Problem to work on: Copy out every line in the entries below that includes "Tmin".
________________________________________
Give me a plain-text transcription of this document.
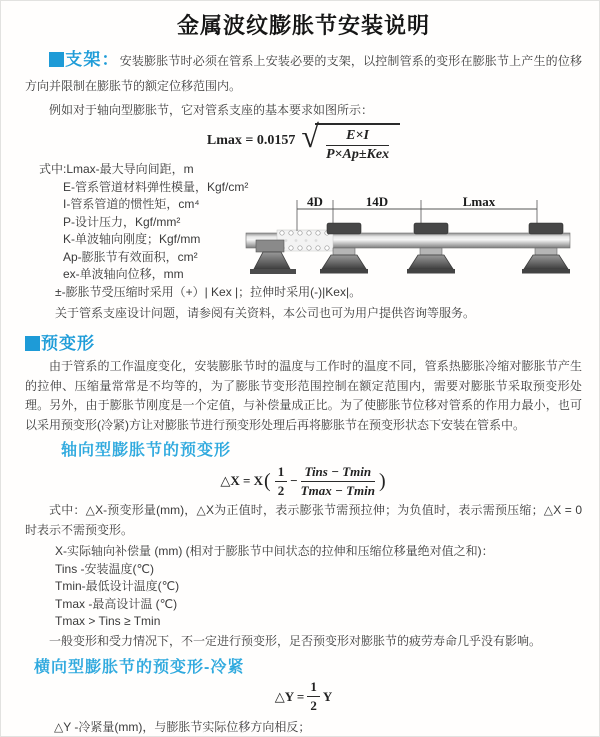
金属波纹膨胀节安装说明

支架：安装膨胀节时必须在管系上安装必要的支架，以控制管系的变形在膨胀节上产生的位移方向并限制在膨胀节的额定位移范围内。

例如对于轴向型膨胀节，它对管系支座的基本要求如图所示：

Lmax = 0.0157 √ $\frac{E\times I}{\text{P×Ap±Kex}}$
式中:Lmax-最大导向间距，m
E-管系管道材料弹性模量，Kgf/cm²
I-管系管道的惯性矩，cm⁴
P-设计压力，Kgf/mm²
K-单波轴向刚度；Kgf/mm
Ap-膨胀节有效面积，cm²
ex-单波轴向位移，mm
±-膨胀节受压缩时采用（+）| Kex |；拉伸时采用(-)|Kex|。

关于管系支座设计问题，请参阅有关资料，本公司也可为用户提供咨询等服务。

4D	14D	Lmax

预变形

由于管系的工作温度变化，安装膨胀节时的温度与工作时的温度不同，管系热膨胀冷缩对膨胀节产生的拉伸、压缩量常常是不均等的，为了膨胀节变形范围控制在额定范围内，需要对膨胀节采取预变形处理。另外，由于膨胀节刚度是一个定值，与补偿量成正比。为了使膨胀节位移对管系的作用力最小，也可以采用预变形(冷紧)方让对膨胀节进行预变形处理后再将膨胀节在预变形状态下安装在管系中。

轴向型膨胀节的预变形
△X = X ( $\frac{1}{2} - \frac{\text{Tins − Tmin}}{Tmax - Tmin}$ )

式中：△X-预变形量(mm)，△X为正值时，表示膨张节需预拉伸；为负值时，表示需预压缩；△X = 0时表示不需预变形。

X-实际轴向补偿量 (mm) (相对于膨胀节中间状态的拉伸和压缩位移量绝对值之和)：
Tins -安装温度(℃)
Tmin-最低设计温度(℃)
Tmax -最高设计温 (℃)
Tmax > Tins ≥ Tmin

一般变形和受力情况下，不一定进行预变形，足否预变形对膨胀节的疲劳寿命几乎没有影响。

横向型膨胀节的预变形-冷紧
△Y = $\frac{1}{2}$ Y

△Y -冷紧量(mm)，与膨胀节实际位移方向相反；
________________________________________
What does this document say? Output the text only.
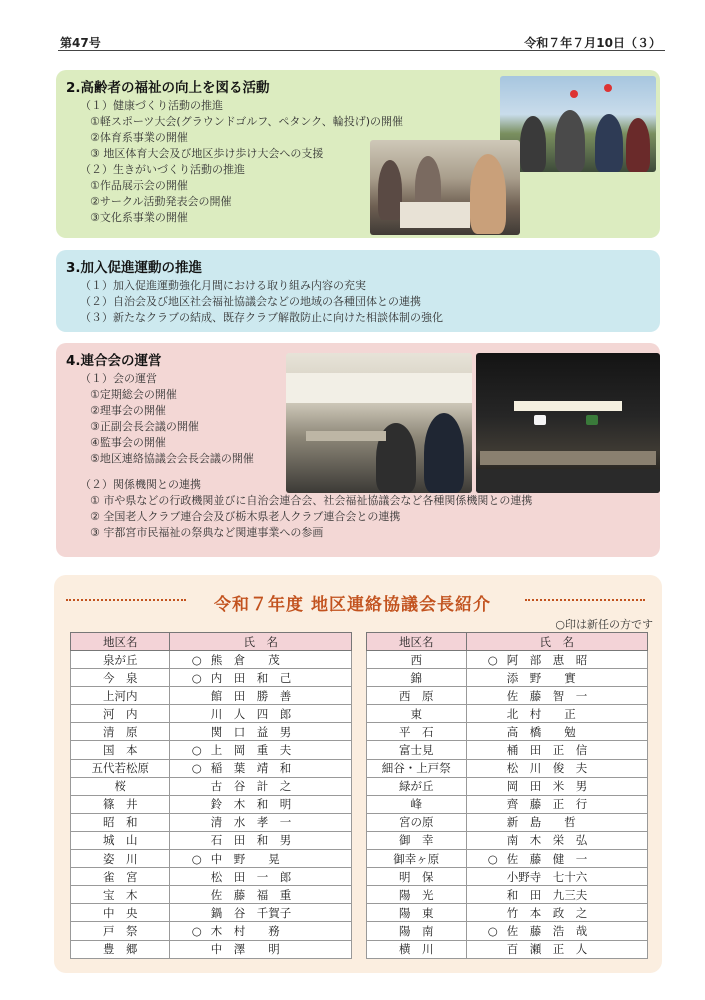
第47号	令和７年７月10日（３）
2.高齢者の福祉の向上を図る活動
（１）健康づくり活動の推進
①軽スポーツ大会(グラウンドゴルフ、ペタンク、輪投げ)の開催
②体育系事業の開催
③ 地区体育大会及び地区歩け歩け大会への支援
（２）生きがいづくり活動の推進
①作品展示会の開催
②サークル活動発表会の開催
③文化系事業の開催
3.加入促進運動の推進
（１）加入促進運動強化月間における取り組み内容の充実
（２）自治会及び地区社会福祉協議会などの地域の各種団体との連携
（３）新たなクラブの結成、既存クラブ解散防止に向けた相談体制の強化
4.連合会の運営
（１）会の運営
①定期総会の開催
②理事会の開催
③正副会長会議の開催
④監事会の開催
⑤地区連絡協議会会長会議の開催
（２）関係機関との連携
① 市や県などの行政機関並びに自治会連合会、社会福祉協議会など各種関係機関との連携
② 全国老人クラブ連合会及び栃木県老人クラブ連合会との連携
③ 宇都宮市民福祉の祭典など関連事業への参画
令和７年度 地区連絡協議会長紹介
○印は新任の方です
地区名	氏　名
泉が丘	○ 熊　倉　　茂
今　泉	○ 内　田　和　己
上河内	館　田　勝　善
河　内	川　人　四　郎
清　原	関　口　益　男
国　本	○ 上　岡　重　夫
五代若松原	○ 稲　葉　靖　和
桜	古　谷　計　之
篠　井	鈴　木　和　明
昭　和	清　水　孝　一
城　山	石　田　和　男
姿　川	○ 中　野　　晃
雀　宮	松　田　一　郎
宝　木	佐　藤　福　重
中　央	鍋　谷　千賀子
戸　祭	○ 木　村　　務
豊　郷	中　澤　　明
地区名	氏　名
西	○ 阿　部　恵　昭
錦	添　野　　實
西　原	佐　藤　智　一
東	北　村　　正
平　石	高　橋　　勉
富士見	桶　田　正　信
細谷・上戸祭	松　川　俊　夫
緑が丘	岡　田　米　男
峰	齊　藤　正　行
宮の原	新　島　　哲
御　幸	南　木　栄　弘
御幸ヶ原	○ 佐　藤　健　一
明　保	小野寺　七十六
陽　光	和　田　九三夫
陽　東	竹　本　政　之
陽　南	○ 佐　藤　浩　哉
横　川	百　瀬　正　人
________________________________________
Written answer:
△X = X ( $\frac{1}{2} - \frac{\text{Tins − Tmin}}{Tmax - Tmin}$ )
Tmin-最低设计温度(℃)
Tmax > Tins ≥ Tmin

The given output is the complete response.